#### Text
———

2013 could have been a dark year for the NHL had the lockout cost the league its second full season in less than a decade, but instead it was chock full of excitement, both on and off the ice.
So, from the end of the lockout, to the end of an era in Calgary and Ottawa, we turn the page by counting down the top NHL stories from 2013.
10. Jarome Iginla trade
The long-time Flames great wasn’t with the franchise from Day 1 (he was drafted by Dallas in 1995), but until 2013 every NHL game he had played was with Calgary. The way his time ended in Calgary wasn’t as abrupt or unexpected as Alfredsson in Ottawa (listed later), but it was still a tough pill to swallow. After initial reports stated Iginla was traded to Boston, it later turned out he picked to be moved to the Penguins instead. But it was Boston that made it out of the East to the Stanley Cup final, so Iginla signed with the Bruins for 2013-14.
9. Phoenix Coyotes get new owners
When Jerry Moyes put the Phoenix Coyotes into bankruptcy in 2009 few foresaw the messy situation that would unfold over the next four years. From the threat of being moved to Hamilton, to having to be owned by the NHL, to the much-publicized decision of the league to not pay out Coyotes ex-coach and all-time great Wayne Gretzky, the Phoenix storyline was the NHL’s version of a running joke. So when the team was finally sold to IceArizona Acquisition Co. for $170 million in October, it was the end of ownership uncertainty in the desert. Still, this storyline won’t be considered completely closed for another five years, then the Coyotes owners have an out-clause with Glendale. It’s up to the fans now.
8. The Cory Schneider trade
In Vancouver, so much of the drama in recent years had been focused around Roberto Luongo. From the failed captaincy experiment, to uninspired play at the biggest moments in the playoffs and finally to the rise of Schneider, it was conventional wisdom that the Canucks would eventually trade Luongo for whatever they could get to shed his contract from their books. The situation came to a head in 2013 when Luongo wasn’t dealt by the in-season trade deadline and held an emotional press conference in which he said his contract “sucks.” So it was widely assumed the goalie would be dealt in the off-season, but when a package of Vancouver’s liking didn’t come along, the team threw a curveball and traded Schneider instead. The American goalie was sent to New Jersey for a first round pick that became Bo Horvat.

———

#### Things to do
a) List every numbered story heading in the text on the top NHL stories of 2013.
b) Please update the part of the records that opens with their first line and closes with the line containing "x-tick-label: 30,00% xyxy=(511,597,579,619)", changing "x-tick-label" to "x-axis-label" and leaving everything else as it is.

———

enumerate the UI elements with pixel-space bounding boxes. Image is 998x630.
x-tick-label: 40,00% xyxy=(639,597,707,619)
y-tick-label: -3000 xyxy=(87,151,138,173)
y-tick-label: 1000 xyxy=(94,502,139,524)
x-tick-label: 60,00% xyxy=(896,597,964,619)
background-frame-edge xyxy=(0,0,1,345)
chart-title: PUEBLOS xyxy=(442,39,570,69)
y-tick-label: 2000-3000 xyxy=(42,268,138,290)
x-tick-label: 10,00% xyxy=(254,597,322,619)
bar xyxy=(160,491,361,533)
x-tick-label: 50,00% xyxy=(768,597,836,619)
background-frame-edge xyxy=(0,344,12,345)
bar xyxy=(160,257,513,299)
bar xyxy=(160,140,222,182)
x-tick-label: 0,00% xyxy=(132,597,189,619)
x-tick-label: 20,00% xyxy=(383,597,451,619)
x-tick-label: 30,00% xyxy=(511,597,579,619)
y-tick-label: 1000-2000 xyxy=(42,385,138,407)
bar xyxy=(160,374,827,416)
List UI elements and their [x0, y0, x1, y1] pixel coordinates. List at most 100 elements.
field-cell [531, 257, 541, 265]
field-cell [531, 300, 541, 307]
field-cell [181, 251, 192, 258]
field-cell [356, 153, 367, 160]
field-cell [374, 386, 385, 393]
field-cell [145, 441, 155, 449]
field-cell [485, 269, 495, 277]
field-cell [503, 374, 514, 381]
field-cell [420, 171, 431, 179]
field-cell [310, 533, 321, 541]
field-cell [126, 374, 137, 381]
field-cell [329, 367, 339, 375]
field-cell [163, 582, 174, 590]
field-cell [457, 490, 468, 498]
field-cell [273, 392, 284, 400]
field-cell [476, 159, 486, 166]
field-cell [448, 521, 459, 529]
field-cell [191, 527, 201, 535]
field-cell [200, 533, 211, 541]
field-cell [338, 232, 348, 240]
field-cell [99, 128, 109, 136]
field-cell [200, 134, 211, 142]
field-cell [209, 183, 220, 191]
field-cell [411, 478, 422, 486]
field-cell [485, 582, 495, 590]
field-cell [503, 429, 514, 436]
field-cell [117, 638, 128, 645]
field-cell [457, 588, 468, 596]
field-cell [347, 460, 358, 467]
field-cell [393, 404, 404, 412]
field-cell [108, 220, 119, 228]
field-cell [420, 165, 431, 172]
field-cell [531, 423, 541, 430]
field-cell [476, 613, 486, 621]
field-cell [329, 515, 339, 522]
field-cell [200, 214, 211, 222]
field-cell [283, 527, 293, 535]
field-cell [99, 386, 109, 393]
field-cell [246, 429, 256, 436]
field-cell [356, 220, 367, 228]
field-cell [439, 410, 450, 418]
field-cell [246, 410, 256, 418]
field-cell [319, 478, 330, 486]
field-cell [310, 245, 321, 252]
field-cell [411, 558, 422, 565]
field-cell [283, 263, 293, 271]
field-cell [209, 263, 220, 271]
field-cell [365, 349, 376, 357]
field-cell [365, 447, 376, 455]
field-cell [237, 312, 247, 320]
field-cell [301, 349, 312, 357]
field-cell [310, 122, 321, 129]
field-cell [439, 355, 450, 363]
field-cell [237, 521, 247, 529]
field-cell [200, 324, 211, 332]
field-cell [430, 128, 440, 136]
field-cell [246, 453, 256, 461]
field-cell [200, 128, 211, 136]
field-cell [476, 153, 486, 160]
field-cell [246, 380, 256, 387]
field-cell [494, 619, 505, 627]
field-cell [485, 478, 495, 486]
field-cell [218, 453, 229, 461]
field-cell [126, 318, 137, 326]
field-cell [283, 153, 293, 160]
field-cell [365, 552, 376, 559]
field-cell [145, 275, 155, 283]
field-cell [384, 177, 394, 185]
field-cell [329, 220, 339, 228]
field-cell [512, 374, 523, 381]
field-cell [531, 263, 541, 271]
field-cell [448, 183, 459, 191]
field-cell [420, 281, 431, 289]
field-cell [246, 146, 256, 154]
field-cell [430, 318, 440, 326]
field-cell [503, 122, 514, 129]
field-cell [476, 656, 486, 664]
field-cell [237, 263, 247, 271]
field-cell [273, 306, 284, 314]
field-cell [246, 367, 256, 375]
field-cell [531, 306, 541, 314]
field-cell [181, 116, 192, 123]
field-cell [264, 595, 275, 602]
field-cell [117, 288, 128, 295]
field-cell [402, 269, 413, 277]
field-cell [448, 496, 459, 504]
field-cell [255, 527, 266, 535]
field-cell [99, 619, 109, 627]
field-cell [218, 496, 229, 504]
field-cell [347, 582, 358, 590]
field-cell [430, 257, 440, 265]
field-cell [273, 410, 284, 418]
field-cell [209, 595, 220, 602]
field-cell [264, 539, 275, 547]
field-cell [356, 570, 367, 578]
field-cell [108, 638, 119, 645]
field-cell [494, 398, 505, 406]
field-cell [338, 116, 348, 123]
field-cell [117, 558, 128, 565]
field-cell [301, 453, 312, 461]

———

#### Results
a)
10. Jarome Iginla trade
9. Phoenix Coyotes get new owners
8. The Cory Schneider trade

b)
enumerate the UI elements with pixel-space bounding boxes. Image is 998x630.
x-axis-label: 40,00% xyxy=(639,597,707,619)
y-tick-label: -3000 xyxy=(87,151,138,173)
y-tick-label: 1000 xyxy=(94,502,139,524)
x-axis-label: 60,00% xyxy=(896,597,964,619)
background-frame-edge xyxy=(0,0,1,345)
chart-title: PUEBLOS xyxy=(442,39,570,69)
y-tick-label: 2000-3000 xyxy=(42,268,138,290)
x-axis-label: 10,00% xyxy=(254,597,322,619)
bar xyxy=(160,491,361,533)
x-axis-label: 50,00% xyxy=(768,597,836,619)
background-frame-edge xyxy=(0,344,12,345)
bar xyxy=(160,257,513,299)
bar xyxy=(160,140,222,182)
x-axis-label: 0,00% xyxy=(132,597,189,619)
x-axis-label: 20,00% xyxy=(383,597,451,619)
x-axis-label: 30,00% xyxy=(511,597,579,619)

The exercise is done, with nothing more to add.